[Written exercise]
Go through the data below line by line and count those containing the word "Slope". Reply with the count only.

[Input rows]

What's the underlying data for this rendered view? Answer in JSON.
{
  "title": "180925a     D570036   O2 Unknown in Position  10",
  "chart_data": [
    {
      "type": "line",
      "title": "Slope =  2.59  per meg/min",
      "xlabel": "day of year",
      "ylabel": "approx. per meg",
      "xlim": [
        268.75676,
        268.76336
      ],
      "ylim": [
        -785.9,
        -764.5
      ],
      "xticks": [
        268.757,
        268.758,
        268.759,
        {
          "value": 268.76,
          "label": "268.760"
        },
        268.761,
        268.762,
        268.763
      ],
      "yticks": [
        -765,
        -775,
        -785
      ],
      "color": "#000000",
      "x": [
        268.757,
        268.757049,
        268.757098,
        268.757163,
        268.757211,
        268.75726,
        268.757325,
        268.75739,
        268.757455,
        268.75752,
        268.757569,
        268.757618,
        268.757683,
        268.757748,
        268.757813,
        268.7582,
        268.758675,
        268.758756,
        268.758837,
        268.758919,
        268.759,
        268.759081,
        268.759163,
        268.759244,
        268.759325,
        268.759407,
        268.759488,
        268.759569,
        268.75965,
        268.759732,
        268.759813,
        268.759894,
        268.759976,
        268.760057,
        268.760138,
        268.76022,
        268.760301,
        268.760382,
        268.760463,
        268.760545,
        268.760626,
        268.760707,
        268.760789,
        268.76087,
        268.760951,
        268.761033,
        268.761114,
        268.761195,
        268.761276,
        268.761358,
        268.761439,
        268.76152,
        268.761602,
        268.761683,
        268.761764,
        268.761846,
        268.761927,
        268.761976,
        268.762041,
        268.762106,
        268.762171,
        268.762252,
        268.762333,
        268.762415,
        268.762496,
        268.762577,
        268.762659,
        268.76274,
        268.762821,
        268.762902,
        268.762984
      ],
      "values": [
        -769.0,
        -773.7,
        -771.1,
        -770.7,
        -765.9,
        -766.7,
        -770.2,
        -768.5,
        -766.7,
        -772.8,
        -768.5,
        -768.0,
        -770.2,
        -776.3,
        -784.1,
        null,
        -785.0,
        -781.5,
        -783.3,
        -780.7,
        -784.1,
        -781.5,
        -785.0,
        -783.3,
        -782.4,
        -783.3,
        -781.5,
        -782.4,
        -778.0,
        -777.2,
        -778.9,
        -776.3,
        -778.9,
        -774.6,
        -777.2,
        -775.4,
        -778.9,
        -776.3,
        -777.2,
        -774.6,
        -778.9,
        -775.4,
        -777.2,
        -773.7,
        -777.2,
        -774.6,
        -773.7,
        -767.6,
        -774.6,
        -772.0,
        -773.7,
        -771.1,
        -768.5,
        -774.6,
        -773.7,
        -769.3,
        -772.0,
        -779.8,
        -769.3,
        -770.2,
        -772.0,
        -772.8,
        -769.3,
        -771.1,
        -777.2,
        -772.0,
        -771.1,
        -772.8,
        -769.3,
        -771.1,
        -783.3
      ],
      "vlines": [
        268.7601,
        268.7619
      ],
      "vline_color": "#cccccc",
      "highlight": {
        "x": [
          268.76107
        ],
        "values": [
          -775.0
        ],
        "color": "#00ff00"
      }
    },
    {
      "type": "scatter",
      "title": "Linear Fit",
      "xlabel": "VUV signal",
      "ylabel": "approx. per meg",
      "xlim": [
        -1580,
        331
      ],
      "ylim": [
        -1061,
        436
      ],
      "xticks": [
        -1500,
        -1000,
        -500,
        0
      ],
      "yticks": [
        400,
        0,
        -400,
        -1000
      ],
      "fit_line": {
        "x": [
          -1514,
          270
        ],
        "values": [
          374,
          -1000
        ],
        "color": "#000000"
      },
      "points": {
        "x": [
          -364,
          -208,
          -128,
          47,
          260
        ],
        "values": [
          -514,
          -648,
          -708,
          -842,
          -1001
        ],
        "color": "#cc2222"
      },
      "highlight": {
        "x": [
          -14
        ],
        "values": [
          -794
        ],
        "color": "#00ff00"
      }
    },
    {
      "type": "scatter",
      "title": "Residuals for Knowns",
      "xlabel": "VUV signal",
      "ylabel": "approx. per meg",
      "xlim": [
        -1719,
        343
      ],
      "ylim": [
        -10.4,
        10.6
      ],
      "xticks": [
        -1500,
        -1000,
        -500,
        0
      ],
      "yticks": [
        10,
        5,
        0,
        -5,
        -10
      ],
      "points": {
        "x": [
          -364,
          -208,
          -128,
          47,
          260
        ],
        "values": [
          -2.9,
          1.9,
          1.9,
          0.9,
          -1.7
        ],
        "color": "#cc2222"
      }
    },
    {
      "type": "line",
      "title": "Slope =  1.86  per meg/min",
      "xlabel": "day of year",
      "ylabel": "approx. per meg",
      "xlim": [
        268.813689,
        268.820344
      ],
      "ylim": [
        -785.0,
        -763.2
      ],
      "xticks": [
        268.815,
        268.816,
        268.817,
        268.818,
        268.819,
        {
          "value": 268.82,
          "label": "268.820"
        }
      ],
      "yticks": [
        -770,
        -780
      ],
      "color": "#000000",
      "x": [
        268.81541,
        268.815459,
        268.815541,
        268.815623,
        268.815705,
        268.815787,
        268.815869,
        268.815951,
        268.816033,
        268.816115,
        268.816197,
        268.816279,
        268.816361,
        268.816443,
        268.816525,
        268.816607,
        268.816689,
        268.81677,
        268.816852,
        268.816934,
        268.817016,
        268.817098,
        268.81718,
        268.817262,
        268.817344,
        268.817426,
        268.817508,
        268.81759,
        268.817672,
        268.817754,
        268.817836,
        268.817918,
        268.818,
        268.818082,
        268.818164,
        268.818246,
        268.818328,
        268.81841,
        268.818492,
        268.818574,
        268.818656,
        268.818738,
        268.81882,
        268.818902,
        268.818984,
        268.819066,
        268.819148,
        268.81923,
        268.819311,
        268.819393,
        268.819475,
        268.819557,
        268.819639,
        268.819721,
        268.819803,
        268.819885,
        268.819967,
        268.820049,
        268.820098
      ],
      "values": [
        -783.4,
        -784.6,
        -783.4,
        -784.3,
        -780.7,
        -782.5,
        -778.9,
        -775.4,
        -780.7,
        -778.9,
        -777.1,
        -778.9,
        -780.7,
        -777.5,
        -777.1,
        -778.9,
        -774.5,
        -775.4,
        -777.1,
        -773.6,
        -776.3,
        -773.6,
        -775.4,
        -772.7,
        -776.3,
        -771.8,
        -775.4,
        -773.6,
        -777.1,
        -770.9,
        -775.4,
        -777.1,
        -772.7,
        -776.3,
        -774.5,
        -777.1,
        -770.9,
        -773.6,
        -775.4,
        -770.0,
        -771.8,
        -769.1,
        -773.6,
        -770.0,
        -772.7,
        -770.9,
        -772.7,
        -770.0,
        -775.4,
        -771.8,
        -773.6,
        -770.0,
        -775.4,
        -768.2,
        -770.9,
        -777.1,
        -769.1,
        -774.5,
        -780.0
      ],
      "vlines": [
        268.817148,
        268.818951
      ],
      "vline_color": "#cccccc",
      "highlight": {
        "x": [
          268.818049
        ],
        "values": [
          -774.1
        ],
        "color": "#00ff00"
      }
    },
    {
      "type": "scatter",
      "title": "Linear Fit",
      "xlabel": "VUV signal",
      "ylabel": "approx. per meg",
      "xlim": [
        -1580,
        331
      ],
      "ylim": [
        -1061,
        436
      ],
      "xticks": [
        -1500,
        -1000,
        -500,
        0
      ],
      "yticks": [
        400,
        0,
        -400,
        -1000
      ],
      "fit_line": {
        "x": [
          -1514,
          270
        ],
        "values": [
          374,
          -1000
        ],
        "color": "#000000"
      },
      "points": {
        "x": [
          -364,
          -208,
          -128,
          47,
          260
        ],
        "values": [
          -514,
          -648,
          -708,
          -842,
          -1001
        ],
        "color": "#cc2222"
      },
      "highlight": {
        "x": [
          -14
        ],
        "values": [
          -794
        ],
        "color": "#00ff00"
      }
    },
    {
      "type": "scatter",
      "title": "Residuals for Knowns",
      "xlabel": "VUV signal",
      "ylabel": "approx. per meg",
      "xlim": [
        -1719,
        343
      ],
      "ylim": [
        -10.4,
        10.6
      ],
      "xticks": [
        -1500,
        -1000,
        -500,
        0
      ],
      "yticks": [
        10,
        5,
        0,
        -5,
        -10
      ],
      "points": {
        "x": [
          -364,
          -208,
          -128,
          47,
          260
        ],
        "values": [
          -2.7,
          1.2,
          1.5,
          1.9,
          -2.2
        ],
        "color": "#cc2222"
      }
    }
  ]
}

[Expected answer]
2